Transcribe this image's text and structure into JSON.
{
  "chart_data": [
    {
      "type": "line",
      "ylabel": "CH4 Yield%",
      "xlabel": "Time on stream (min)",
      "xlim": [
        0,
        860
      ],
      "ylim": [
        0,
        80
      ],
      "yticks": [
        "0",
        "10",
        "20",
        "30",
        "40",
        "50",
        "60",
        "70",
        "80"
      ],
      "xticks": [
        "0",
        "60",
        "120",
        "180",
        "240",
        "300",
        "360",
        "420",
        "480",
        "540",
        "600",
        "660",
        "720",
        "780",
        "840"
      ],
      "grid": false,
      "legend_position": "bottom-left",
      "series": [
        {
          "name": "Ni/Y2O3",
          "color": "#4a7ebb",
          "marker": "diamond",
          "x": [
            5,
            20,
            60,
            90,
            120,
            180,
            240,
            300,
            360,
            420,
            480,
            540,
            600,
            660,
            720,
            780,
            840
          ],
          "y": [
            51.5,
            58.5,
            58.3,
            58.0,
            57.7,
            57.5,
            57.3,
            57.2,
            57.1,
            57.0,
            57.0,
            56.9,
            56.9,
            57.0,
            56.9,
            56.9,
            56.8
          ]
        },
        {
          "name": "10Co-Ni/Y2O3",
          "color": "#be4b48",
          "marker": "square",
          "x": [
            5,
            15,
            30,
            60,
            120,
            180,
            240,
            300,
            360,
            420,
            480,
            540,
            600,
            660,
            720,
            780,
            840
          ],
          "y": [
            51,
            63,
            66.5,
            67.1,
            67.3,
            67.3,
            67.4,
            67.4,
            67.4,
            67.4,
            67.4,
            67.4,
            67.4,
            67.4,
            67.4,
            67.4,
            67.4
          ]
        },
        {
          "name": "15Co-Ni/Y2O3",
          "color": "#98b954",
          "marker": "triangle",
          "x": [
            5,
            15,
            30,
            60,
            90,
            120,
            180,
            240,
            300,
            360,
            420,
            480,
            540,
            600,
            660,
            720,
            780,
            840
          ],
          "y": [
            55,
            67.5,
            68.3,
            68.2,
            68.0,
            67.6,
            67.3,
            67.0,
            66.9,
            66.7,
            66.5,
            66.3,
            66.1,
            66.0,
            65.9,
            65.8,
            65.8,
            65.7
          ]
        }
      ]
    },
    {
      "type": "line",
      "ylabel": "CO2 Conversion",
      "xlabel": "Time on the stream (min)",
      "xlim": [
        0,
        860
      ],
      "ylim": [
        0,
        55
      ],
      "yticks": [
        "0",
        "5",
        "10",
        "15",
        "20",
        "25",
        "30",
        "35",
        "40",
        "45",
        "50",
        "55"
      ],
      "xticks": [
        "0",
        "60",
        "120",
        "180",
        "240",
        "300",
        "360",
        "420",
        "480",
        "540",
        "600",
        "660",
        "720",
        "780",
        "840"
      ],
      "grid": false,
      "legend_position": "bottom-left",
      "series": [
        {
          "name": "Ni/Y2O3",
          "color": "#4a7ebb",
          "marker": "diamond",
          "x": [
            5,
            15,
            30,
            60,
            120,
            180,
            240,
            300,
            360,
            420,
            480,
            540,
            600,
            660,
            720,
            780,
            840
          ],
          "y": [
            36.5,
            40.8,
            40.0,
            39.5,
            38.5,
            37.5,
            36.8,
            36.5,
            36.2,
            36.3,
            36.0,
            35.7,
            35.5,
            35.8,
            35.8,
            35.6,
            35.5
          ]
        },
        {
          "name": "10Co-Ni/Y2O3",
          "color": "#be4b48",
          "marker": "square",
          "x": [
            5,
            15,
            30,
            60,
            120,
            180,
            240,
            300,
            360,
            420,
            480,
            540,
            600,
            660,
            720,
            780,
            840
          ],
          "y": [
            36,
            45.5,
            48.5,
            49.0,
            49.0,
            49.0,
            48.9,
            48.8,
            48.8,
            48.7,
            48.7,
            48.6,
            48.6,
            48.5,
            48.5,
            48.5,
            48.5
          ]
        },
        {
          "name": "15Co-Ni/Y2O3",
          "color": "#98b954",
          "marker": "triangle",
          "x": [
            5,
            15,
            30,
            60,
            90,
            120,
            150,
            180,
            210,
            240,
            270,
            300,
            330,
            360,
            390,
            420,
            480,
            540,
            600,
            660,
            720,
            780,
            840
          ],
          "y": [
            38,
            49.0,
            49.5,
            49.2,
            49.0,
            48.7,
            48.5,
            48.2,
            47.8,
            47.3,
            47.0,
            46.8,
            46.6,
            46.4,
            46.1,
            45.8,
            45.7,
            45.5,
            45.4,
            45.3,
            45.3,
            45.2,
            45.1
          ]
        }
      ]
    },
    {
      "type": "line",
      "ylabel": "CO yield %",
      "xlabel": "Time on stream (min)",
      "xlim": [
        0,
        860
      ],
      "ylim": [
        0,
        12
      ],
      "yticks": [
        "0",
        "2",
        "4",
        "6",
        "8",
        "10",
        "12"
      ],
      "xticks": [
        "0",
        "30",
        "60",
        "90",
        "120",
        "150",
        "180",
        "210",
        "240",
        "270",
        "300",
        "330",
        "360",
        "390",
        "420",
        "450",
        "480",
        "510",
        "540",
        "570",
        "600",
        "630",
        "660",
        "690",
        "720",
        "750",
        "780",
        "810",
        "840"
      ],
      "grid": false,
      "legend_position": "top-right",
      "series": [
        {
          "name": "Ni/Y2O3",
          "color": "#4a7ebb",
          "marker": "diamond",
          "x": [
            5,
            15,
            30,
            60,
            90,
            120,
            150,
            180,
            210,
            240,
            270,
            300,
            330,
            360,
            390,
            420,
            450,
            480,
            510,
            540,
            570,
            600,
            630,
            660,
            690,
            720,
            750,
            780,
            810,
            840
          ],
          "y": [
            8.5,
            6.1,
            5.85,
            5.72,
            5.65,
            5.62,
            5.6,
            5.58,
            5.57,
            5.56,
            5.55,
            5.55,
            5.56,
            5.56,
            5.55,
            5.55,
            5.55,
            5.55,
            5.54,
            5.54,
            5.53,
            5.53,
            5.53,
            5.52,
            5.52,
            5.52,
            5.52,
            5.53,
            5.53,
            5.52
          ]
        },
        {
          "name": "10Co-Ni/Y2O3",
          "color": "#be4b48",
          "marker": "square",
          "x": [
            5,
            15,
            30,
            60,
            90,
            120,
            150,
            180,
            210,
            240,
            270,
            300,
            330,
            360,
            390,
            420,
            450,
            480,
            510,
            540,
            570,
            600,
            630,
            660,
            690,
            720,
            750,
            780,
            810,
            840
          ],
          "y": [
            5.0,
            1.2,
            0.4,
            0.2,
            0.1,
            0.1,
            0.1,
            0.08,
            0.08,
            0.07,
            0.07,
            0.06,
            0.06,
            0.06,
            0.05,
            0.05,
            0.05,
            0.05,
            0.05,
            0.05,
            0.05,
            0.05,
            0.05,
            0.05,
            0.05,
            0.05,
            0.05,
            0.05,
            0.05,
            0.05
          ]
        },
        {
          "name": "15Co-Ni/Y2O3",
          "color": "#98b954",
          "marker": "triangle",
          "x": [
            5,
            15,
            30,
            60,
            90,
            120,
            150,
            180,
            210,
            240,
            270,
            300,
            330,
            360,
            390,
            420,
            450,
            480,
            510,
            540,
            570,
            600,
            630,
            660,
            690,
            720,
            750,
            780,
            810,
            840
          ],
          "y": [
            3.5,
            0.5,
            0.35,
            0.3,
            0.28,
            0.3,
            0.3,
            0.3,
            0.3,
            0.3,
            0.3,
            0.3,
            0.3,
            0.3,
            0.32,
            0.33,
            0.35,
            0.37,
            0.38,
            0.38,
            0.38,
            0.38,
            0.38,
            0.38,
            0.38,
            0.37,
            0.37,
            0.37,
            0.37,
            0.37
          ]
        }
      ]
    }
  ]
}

=====

TO BE DONE: Repeat the whole listing exactly, keeping every line intact.

THE OUTPUT:
Transcribe this image's text and structure into JSON.
{
  "chart_data": [
    {
      "type": "line",
      "ylabel": "CH4 Yield%",
      "xlabel": "Time on stream (min)",
      "xlim": [
        0,
        860
      ],
      "ylim": [
        0,
        80
      ],
      "yticks": [
        "0",
        "10",
        "20",
        "30",
        "40",
        "50",
        "60",
        "70",
        "80"
      ],
      "xticks": [
        "0",
        "60",
        "120",
        "180",
        "240",
        "300",
        "360",
        "420",
        "480",
        "540",
        "600",
        "660",
        "720",
        "780",
        "840"
      ],
      "grid": false,
      "legend_position": "bottom-left",
      "series": [
        {
          "name": "Ni/Y2O3",
          "color": "#4a7ebb",
          "marker": "diamond",
          "x": [
            5,
            20,
            60,
            90,
            120,
            180,
            240,
            300,
            360,
            420,
            480,
            540,
            600,
            660,
            720,
            780,
            840
          ],
          "y": [
            51.5,
            58.5,
            58.3,
            58.0,
            57.7,
            57.5,
            57.3,
            57.2,
            57.1,
            57.0,
            57.0,
            56.9,
            56.9,
            57.0,
            56.9,
            56.9,
            56.8
          ]
        },
        {
          "name": "10Co-Ni/Y2O3",
          "color": "#be4b48",
          "marker": "square",
          "x": [
            5,
            15,
            30,
            60,
            120,
            180,
            240,
            300,
            360,
            420,
            480,
            540,
            600,
            660,
            720,
            780,
            840
          ],
          "y": [
            51,
            63,
            66.5,
            67.1,
            67.3,
            67.3,
            67.4,
            67.4,
            67.4,
            67.4,
            67.4,
            67.4,
            67.4,
            67.4,
            67.4,
            67.4,
            67.4
          ]
        },
        {
          "name": "15Co-Ni/Y2O3",
          "color": "#98b954",
          "marker": "triangle",
          "x": [
            5,
            15,
            30,
            60,
            90,
            120,
            180,
            240,
            300,
            360,
            420,
            480,
            540,
            600,
            660,
            720,
            780,
            840
          ],
          "y": [
            55,
            67.5,
            68.3,
            68.2,
            68.0,
            67.6,
            67.3,
            67.0,
            66.9,
            66.7,
            66.5,
            66.3,
            66.1,
            66.0,
            65.9,
            65.8,
            65.8,
            65.7
          ]
        }
      ]
    },
    {
      "type": "line",
      "ylabel": "CO2 Conversion",
      "xlabel": "Time on the stream (min)",
      "xlim": [
        0,
        860
      ],
      "ylim": [
        0,
        55
      ],
      "yticks": [
        "0",
        "5",
        "10",
        "15",
        "20",
        "25",
        "30",
        "35",
        "40",
        "45",
        "50",
        "55"
      ],
      "xticks": [
        "0",
        "60",
        "120",
        "180",
        "240",
        "300",
        "360",
        "420",
        "480",
        "540",
        "600",
        "660",
        "720",
        "780",
        "840"
      ],
      "grid": false,
      "legend_position": "bottom-left",
      "series": [
        {
          "name": "Ni/Y2O3",
          "color": "#4a7ebb",
          "marker": "diamond",
          "x": [
            5,
            15,
            30,
            60,
            120,
            180,
            240,
            300,
            360,
            420,
            480,
            540,
            600,
            660,
            720,
            780,
            840
          ],
          "y": [
            36.5,
            40.8,
            40.0,
            39.5,
            38.5,
            37.5,
            36.8,
            36.5,
            36.2,
            36.3,
            36.0,
            35.7,
            35.5,
            35.8,
            35.8,
            35.6,
            35.5
          ]
        },
        {
          "name": "10Co-Ni/Y2O3",
          "color": "#be4b48",
          "marker": "square",
          "x": [
            5,
            15,
            30,
            60,
            120,
            180,
            240,
            300,
            360,
            420,
            480,
            540,
            600,
            660,
            720,
            780,
            840
          ],
          "y": [
            36,
            45.5,
            48.5,
            49.0,
            49.0,
            49.0,
            48.9,
            48.8,
            48.8,
            48.7,
            48.7,
            48.6,
            48.6,
            48.5,
            48.5,
            48.5,
            48.5
          ]
        },
        {
          "name": "15Co-Ni/Y2O3",
          "color": "#98b954",
          "marker": "triangle",
          "x": [
            5,
            15,
            30,
            60,
            90,
            120,
            150,
            180,
            210,
            240,
            270,
            300,
            330,
            360,
            390,
            420,
            480,
            540,
            600,
            660,
            720,
            780,
            840
          ],
          "y": [
            38,
            49.0,
            49.5,
            49.2,
            49.0,
            48.7,
            48.5,
            48.2,
            47.8,
            47.3,
            47.0,
            46.8,
            46.6,
            46.4,
            46.1,
            45.8,
            45.7,
            45.5,
            45.4,
            45.3,
            45.3,
            45.2,
            45.1
          ]
        }
      ]
    },
    {
      "type": "line",
      "ylabel": "CO yield %",
      "xlabel": "Time on stream (min)",
      "xlim": [
        0,
        860
      ],
      "ylim": [
        0,
        12
      ],
      "yticks": [
        "0",
        "2",
        "4",
        "6",
        "8",
        "10",
        "12"
      ],
      "xticks": [
        "0",
        "30",
        "60",
        "90",
        "120",
        "150",
        "180",
        "210",
        "240",
        "270",
        "300",
        "330",
        "360",
        "390",
        "420",
        "450",
        "480",
        "510",
        "540",
        "570",
        "600",
        "630",
        "660",
        "690",
        "720",
        "750",
        "780",
        "810",
        "840"
      ],
      "grid": false,
      "legend_position": "top-right",
      "series": [
        {
          "name": "Ni/Y2O3",
          "color": "#4a7ebb",
          "marker": "diamond",
          "x": [
            5,
            15,
            30,
            60,
            90,
            120,
            150,
            180,
            210,
            240,
            270,
            300,
            330,
            360,
            390,
            420,
            450,
            480,
            510,
            540,
            570,
            600,
            630,
            660,
            690,
            720,
            750,
            780,
            810,
            840
          ],
          "y": [
            8.5,
            6.1,
            5.85,
            5.72,
            5.65,
            5.62,
            5.6,
            5.58,
            5.57,
            5.56,
            5.55,
            5.55,
            5.56,
            5.56,
            5.55,
            5.55,
            5.55,
            5.55,
            5.54,
            5.54,
            5.53,
            5.53,
            5.53,
            5.52,
            5.52,
            5.52,
            5.52,
            5.53,
            5.53,
            5.52
          ]
        },
        {
          "name": "10Co-Ni/Y2O3",
          "color": "#be4b48",
          "marker": "square",
          "x": [
            5,
            15,
            30,
            60,
            90,
            120,
            150,
            180,
            210,
            240,
            270,
            300,
            330,
            360,
            390,
            420,
            450,
            480,
            510,
            540,
            570,
            600,
            630,
            660,
            690,
            720,
            750,
            780,
            810,
            840
          ],
          "y": [
            5.0,
            1.2,
            0.4,
            0.2,
            0.1,
            0.1,
            0.1,
            0.08,
            0.08,
            0.07,
            0.07,
            0.06,
            0.06,
            0.06,
            0.05,
            0.05,
            0.05,
            0.05,
            0.05,
            0.05,
            0.05,
            0.05,
            0.05,
            0.05,
            0.05,
            0.05,
            0.05,
            0.05,
            0.05,
            0.05
          ]
        },
        {
          "name": "15Co-Ni/Y2O3",
          "color": "#98b954",
          "marker": "triangle",
          "x": [
            5,
            15,
            30,
            60,
            90,
            120,
            150,
            180,
            210,
            240,
            270,
            300,
            330,
            360,
            390,
            420,
            450,
            480,
            510,
            540,
            570,
            600,
            630,
            660,
            690,
            720,
            750,
            780,
            810,
            840
          ],
          "y": [
            3.5,
            0.5,
            0.35,
            0.3,
            0.28,
            0.3,
            0.3,
            0.3,
            0.3,
            0.3,
            0.3,
            0.3,
            0.3,
            0.3,
            0.32,
            0.33,
            0.35,
            0.37,
            0.38,
            0.38,
            0.38,
            0.38,
            0.38,
            0.38,
            0.38,
            0.37,
            0.37,
            0.37,
            0.37,
            0.37
          ]
        }
      ]
    }
  ]
}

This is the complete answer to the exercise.